— BEGIN Provided records —

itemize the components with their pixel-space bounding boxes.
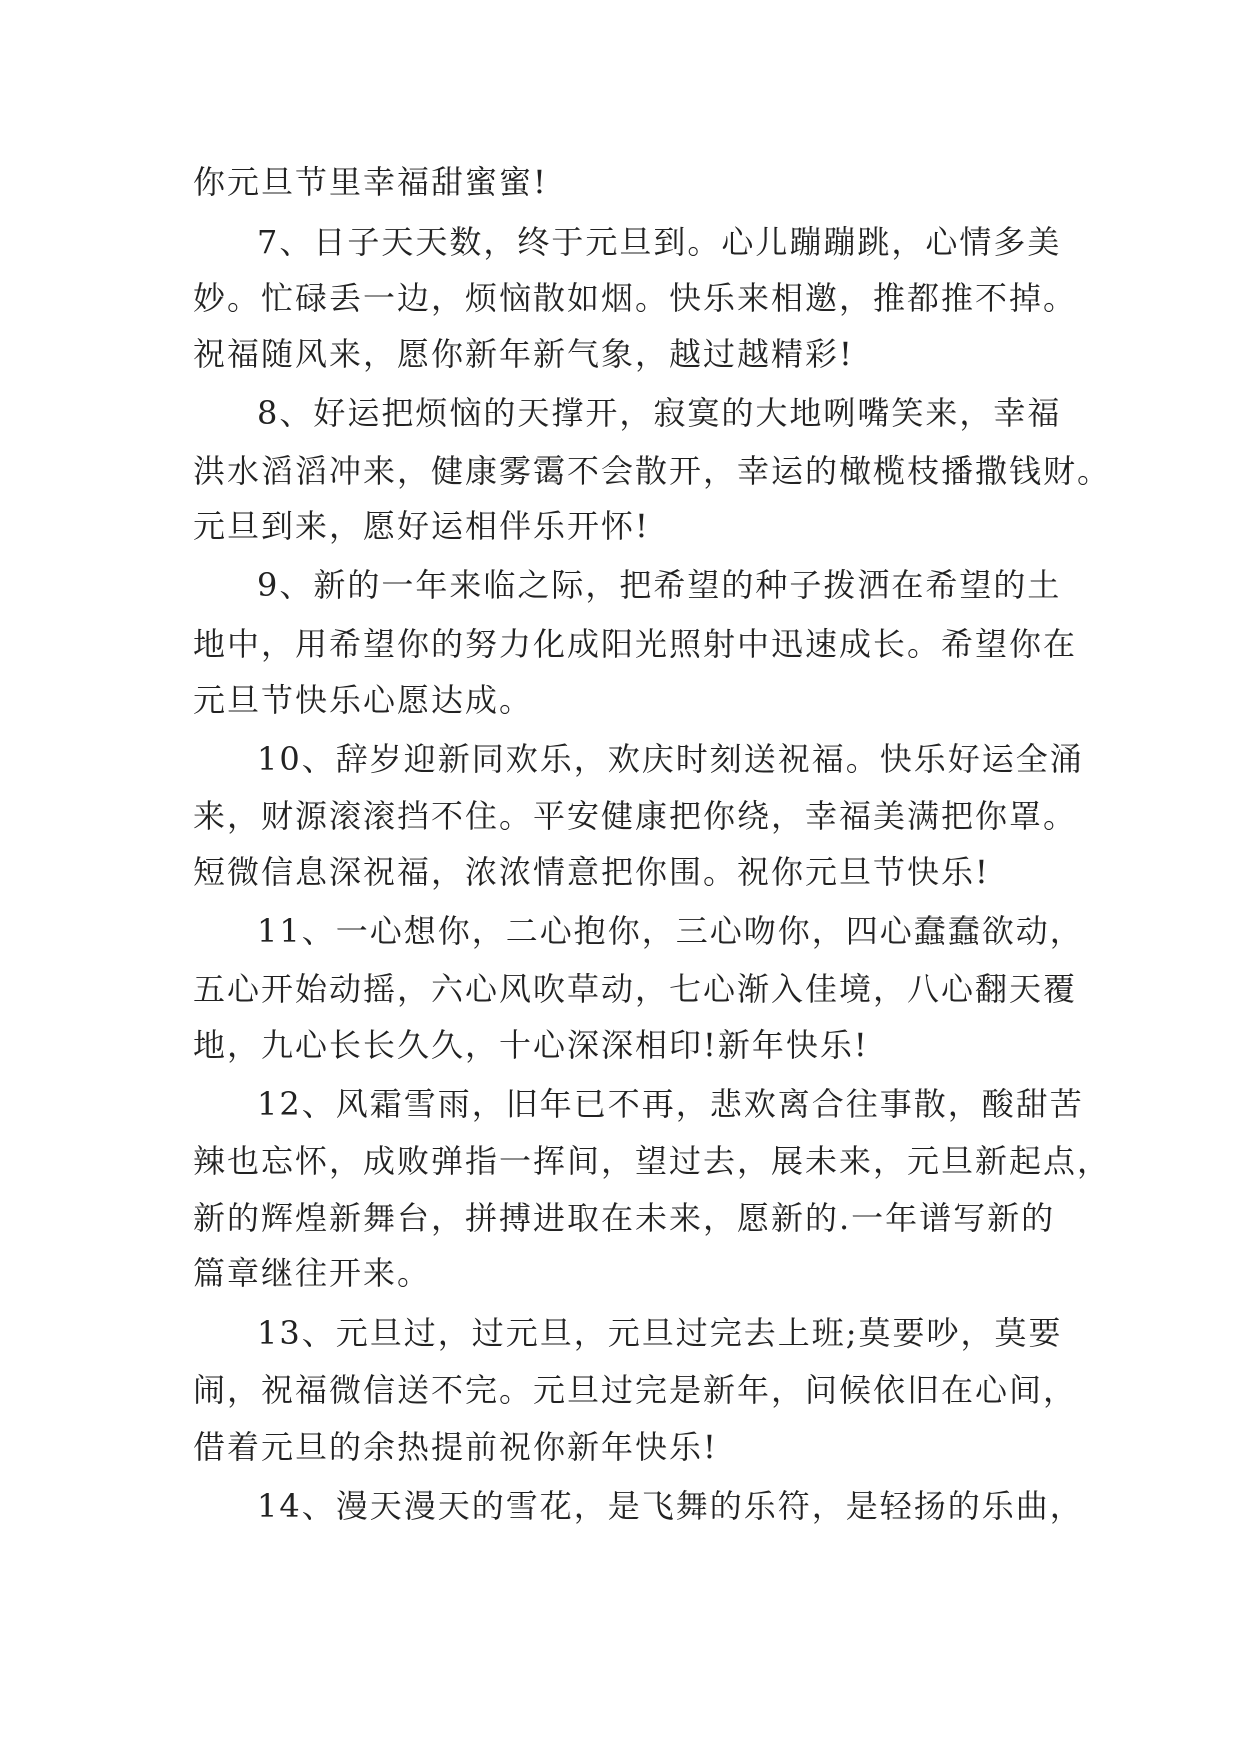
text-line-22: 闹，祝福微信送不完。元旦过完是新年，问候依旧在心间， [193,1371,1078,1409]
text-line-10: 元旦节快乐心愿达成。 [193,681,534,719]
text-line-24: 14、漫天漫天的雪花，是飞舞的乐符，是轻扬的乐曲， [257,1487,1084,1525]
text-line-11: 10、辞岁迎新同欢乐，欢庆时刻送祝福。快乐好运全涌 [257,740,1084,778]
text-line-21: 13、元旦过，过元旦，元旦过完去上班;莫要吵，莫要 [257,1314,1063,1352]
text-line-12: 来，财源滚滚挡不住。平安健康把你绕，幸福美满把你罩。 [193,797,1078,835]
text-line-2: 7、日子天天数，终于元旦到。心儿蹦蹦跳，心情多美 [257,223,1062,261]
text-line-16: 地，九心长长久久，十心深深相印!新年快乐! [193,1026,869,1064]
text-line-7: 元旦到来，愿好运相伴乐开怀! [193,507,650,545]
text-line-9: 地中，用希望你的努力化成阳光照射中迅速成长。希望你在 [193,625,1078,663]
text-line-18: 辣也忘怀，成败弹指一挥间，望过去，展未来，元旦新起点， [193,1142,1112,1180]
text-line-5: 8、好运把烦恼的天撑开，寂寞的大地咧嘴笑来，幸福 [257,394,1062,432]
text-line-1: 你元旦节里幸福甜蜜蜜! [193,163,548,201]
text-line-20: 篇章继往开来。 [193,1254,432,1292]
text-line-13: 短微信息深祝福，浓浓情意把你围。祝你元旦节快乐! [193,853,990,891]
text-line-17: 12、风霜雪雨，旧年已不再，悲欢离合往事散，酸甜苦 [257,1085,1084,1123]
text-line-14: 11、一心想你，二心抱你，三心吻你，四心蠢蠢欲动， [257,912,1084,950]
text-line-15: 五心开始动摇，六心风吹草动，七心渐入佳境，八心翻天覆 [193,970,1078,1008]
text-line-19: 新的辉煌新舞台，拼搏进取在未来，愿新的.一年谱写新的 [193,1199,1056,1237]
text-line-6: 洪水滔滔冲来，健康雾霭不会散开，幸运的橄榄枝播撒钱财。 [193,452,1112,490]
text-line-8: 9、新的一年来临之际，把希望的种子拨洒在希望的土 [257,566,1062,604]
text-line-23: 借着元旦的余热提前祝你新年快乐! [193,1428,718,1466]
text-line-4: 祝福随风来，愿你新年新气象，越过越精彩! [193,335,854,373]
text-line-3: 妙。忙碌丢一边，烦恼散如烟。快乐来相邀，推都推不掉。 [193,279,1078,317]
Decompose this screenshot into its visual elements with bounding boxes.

— END Provided records —
— BEGIN Provided records —

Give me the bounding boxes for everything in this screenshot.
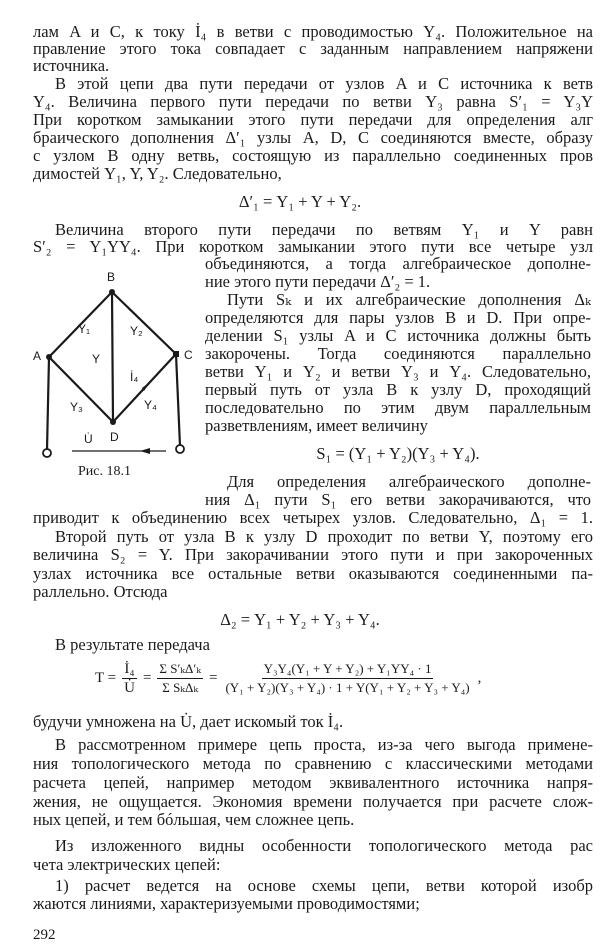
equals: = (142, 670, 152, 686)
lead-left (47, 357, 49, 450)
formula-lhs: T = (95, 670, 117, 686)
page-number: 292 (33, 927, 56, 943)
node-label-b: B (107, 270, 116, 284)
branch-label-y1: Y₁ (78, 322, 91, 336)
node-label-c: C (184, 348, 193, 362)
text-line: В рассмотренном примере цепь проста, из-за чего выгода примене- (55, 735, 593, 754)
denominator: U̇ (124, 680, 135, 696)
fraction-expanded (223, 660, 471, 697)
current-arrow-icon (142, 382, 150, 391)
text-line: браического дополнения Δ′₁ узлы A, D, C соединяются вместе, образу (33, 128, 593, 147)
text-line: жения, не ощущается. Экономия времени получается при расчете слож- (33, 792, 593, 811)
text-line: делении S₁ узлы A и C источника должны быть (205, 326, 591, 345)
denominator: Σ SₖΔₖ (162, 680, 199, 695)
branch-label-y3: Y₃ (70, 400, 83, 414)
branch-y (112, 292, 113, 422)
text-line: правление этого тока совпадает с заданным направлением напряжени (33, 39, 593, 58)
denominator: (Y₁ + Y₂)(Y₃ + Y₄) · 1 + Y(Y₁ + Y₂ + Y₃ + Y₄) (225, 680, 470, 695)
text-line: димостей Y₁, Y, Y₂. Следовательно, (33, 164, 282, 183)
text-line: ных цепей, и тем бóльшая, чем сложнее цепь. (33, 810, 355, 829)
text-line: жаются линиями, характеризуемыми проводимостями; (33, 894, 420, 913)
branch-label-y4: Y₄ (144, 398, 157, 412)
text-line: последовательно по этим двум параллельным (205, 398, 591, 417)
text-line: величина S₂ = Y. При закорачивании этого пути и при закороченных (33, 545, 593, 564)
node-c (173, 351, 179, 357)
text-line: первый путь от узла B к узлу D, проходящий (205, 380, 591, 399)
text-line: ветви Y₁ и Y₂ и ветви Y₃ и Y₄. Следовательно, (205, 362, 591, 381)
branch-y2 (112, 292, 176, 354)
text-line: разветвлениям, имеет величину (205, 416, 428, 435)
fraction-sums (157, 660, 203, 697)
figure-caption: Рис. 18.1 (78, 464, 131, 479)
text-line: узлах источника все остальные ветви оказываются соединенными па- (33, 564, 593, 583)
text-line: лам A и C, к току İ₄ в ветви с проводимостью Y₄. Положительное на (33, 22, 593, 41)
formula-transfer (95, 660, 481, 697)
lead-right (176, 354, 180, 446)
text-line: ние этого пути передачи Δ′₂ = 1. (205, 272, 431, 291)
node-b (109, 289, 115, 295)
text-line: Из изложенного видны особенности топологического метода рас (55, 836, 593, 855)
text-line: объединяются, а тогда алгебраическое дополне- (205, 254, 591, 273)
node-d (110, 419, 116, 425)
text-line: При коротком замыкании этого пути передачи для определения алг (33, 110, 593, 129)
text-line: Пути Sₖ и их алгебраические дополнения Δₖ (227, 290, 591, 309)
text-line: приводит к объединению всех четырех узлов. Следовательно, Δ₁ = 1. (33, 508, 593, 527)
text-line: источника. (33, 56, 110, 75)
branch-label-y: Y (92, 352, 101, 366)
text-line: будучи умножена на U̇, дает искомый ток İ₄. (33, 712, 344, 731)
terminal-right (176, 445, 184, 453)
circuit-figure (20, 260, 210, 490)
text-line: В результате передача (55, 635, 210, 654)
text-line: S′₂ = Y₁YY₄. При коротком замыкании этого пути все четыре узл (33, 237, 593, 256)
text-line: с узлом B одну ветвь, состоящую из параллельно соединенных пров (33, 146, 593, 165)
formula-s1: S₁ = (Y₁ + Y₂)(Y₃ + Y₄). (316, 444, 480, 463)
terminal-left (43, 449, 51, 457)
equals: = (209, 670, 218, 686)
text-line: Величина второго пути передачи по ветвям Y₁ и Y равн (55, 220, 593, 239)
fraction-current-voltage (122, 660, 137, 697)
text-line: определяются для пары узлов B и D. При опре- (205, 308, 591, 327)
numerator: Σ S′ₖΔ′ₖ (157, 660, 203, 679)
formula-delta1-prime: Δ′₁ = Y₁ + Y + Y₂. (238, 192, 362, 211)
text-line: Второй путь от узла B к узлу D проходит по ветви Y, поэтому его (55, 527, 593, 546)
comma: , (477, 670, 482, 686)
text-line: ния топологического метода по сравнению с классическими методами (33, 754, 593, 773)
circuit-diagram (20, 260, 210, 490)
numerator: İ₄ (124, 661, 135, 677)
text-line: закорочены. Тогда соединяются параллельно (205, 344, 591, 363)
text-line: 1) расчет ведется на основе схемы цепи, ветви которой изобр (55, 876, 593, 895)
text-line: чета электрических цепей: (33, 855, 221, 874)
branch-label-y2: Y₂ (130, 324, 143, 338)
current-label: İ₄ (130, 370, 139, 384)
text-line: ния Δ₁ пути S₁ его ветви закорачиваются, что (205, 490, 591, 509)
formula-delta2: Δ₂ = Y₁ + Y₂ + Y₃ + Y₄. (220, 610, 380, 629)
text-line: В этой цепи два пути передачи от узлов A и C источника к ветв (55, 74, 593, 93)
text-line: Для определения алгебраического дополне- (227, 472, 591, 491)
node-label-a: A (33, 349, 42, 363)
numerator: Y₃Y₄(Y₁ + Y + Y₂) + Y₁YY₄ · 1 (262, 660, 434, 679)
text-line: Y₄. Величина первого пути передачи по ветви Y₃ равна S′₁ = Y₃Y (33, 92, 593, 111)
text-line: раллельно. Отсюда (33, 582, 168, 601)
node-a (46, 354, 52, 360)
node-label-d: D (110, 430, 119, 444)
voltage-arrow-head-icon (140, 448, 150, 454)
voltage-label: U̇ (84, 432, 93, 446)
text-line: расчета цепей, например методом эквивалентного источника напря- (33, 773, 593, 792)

— END Provided records —
— BEGIN Provided records —

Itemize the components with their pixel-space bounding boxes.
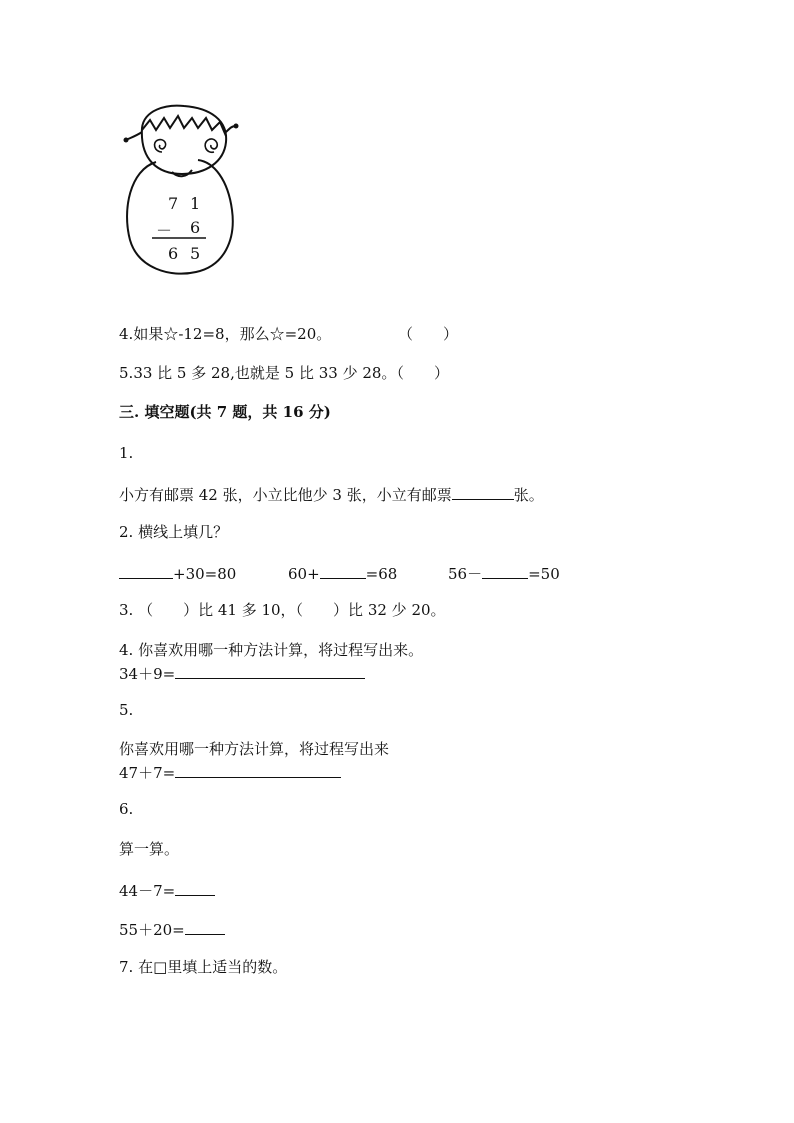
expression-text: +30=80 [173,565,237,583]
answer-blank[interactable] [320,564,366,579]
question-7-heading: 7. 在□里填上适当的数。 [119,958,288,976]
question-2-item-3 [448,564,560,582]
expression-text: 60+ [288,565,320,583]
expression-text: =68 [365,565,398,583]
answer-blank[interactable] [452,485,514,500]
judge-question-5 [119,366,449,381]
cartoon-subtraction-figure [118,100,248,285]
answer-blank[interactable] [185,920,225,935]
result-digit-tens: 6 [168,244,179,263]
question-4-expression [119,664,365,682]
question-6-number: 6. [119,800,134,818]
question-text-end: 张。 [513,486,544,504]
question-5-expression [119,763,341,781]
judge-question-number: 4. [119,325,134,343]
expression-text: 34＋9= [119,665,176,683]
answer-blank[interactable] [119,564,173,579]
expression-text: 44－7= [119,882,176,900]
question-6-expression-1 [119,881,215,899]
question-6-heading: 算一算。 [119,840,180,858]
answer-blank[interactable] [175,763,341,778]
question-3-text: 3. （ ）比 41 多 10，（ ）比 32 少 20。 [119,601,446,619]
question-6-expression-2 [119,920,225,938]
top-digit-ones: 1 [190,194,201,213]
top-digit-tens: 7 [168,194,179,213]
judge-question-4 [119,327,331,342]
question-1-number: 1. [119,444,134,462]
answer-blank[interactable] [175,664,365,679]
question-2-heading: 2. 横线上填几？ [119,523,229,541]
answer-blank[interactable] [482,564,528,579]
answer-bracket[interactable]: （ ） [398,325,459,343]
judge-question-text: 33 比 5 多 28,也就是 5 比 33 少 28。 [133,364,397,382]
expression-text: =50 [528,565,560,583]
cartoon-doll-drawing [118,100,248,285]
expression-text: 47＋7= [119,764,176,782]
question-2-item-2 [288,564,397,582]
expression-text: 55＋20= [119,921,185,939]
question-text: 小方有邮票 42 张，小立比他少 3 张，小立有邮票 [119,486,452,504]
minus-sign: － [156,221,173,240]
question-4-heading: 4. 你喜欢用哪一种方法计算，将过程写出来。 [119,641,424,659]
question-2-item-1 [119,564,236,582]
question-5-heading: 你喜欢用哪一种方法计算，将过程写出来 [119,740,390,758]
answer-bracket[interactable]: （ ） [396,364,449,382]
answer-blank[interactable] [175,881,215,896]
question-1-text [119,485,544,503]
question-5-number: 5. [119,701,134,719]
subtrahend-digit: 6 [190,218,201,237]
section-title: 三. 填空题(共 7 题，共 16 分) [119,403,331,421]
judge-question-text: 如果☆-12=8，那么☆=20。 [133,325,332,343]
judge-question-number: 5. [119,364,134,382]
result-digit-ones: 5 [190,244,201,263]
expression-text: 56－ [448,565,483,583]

— END Provided records —

### What is asked
Reproduce the lines above unchanged, starting with the line that contains "text-line-22: 闹，祝福微信送不完。元旦过完是新年，问候依旧在心间， [193,1371,1078,1409]" and going on through the line that contains "text-line-7: 元旦到来，愿好运相伴乐开怀! [193,507,650,545]", with both of those lines included.

### Written reply
text-line-22: 闹，祝福微信送不完。元旦过完是新年，问候依旧在心间， [193,1371,1078,1409]
text-line-10: 元旦节快乐心愿达成。 [193,681,534,719]
text-line-24: 14、漫天漫天的雪花，是飞舞的乐符，是轻扬的乐曲， [257,1487,1084,1525]
text-line-11: 10、辞岁迎新同欢乐，欢庆时刻送祝福。快乐好运全涌 [257,740,1084,778]
text-line-21: 13、元旦过，过元旦，元旦过完去上班;莫要吵，莫要 [257,1314,1063,1352]
text-line-12: 来，财源滚滚挡不住。平安健康把你绕，幸福美满把你罩。 [193,797,1078,835]
text-line-2: 7、日子天天数，终于元旦到。心儿蹦蹦跳，心情多美 [257,223,1062,261]
text-line-16: 地，九心长长久久，十心深深相印!新年快乐! [193,1026,869,1064]
text-line-7: 元旦到来，愿好运相伴乐开怀! [193,507,650,545]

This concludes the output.